• _DOCUMENT EXCERPT_:

        For example, the OSH parser is uses a fixed 2-token lookahead, and the lexer uses regexes, so it should run in linear time and constant space. That is not true of say JavaScript (example below).

        There are two issues I see… one is that they are sort of confusing network protocol parsing and programming language parsing. Parsing TCP is not really like parsing JavaScript.

        Or maybe a better way to describe it would be the to contrast the control plane vs. data plane. So HTTP headers are the control channel, and the HTML or JavaScript is the data channel. Those design of those two data formats have different requirements, which lead to different parsers and parsing tools for them.

        I think that theory will help, but there is also a problem is also on the tools side. If you’ve ever looked at Node’s hand-written HTTP parser or Nginx’s, they are horrible in the sense that security bugs can lurk there for YEARS without being detected (and have). And those are two pieces of code which are exposed to an extreme amount of untrusted input.

        LL(k) parsers have some advantages for streaming over a network and partial parsing. And in practice people use predictive recursive descent parsers, which is very often a hand-written LL(k) parser.

        But it seems like there are no good LL(k) parsing tools anymore? I found out when writing Oil that ANTLR v3 did LL(k) analysis to tell you if your grammar was parseable with LL(k). But ANTLR v4 has switched to a more powerful algorithm LL(*), and it dropped this analysis.

        Plus nobody really uses ANTLR for network protocols, and it’s not even that common in programming languages. Almost all parsers are hand-written, and the ones that use yacc – like bash, Ruby, and R – are actually partially hand-written. There is a lot of ad hoc C code in those yacc grammars.

• _ACTION ITEM 1_: In the post on parsing, why should the OSH parser run in linear time and constant space? Answer in one to three sentences.
• _ACTION ITEM 2_: Continue the post on parsing from its final sentence.

• _INFORMATION SHOWN_:
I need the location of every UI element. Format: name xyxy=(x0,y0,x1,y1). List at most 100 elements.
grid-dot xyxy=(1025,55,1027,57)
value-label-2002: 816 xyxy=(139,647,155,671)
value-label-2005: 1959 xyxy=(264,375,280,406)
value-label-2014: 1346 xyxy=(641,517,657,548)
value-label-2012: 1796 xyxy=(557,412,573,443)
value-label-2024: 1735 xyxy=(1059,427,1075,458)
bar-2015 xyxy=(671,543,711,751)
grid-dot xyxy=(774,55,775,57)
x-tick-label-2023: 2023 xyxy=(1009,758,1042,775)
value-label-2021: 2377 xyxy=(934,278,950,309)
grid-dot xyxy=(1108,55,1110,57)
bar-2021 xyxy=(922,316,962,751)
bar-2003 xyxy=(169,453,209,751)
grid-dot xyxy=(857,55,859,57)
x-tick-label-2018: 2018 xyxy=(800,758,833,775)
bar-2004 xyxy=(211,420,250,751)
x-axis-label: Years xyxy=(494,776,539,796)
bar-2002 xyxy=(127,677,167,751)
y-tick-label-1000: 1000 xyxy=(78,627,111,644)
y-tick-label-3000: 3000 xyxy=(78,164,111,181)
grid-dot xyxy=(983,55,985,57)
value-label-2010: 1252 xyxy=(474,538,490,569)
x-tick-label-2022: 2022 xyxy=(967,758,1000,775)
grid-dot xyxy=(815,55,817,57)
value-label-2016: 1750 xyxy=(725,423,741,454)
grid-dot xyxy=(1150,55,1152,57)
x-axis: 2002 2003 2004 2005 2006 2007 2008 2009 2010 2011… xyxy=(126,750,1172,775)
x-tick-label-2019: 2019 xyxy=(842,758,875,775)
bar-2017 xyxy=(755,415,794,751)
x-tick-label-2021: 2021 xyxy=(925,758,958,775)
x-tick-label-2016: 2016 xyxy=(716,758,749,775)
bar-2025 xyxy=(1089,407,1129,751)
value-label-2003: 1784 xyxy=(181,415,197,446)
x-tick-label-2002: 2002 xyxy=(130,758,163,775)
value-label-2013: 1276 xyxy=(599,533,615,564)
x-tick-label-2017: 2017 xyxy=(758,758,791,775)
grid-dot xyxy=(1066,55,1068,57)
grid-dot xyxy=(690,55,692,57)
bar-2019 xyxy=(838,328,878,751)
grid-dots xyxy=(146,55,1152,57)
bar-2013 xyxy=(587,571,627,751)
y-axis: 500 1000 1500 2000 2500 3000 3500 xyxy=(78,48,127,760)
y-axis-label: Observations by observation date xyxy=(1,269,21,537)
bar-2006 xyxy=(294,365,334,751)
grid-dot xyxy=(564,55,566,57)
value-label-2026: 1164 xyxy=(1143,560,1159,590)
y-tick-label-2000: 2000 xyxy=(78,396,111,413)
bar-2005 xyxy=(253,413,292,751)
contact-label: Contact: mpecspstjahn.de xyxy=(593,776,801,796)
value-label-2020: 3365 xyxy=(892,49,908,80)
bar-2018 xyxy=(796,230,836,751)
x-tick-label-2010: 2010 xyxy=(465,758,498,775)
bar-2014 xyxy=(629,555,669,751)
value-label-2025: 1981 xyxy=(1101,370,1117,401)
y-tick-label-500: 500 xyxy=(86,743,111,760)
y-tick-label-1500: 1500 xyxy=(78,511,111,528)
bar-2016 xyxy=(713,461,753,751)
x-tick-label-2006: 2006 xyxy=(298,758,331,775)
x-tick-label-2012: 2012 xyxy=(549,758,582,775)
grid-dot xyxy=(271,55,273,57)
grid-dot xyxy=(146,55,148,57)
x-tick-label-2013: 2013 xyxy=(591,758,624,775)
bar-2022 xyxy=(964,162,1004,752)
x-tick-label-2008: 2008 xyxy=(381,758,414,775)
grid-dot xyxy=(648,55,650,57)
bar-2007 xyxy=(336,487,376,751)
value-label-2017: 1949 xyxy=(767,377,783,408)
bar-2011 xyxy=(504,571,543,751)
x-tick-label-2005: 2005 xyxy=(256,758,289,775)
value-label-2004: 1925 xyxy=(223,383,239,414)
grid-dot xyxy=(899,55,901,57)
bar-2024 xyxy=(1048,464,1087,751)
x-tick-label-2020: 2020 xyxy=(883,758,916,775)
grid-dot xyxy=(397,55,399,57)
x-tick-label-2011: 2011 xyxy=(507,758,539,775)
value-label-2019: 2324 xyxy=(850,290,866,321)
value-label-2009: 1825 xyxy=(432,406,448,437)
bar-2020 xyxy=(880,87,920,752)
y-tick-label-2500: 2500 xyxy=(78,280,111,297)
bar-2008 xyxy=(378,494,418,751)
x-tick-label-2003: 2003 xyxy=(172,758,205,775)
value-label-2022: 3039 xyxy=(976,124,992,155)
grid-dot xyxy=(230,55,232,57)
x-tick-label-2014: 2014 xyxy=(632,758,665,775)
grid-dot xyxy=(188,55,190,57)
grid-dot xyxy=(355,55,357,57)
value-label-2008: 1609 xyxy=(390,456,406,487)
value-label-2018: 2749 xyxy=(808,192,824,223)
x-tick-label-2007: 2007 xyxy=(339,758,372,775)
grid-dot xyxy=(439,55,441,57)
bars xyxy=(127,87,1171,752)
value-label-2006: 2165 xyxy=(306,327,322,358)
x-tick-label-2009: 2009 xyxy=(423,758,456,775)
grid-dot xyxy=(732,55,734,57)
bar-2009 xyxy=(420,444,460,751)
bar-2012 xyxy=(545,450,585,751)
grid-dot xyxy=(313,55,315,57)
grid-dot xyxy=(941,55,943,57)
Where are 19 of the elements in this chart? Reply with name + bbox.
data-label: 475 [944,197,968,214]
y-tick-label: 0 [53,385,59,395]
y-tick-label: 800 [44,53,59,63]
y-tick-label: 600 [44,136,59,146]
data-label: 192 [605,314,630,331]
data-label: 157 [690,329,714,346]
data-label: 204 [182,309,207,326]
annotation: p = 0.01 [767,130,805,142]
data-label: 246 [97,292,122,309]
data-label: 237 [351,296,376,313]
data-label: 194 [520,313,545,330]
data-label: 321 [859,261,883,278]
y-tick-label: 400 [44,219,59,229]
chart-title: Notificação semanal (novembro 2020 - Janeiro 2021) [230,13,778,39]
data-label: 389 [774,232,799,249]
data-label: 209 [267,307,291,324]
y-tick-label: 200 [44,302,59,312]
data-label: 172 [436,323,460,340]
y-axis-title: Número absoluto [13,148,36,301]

• _TASK RESULT 1_: The OSH parser should run in linear time and constant space because it uses a fixed 2-token lookahead and its lexer uses regexes.

• _TASK RESULT 2_:
        So I think the tools are in bad shape, in addition to possibly needing some more theoretical concepts (e.g. for length prefixes).

        Here is a good talk about parsing JavaScript in v8/Chrome [2]. She says it’s 14,000 lines of hand-written C++. And there are two parsers – lazy and eager, i.e. to try to skip over uncalled code for speed.

        An interesting case she brought up was ES6 arrow functions. In ES6 you can now do:

        (a, b) => a + b

        When doing LL parsing, as opposed to LR parsing, you don’t know if you’re looking at something like this:

        (a, b); print();

        This makes the grammar non-LL(k) because the argument list can be arbitrarily long. It can be easily parsed with LR(k) techniques, and this is how JavaScript was historically parsed. But my point is that v8 does not use LR(k) parsing, for good reasons. So there is a disconnect between the specification and implementations. Specifications should be designed so that the implementations aren’t nightmares!

        I’m rambling a bit, but my point is that languages should be designed to be compactly described, and parsed quickly and easily by something other than 14K lines of hand-written C++ code. That is not the same as saying they should be parsed by CFGs. You could say that CFGs are simultaneously not powerful enough and too inefficient.

        And the other point is that parsing TCP or HTTP headers is a somewhat different problem than parsing HTML or JavaScript. They are borrowing tools from the programming language world where they might not be a great fit.

        [1] https://swtch.com/~rsc/regexp/regexp1.html

        [2] https://www.youtube.com/watch?v=Fg7niTmNNLg

        1. 2

          Yeah, I agree with all of that.

          I think part of the reason this tooling is so bad is that maintaining a parser generator is a lot of work just to tread water - keeping up with changes in the host and target languages.

          And, as you say, there’s really two different kinds of languages here.

          1. 3

            For completeness, here’s some tools geared at network formats that I recall:

            I haven’t evaluated them, since I’m more interested in language tools at the moment… but I would love to see an third party evaluation of them on practical problems – at least for Nail and Hammer, I don’t know if the code is available for PADS.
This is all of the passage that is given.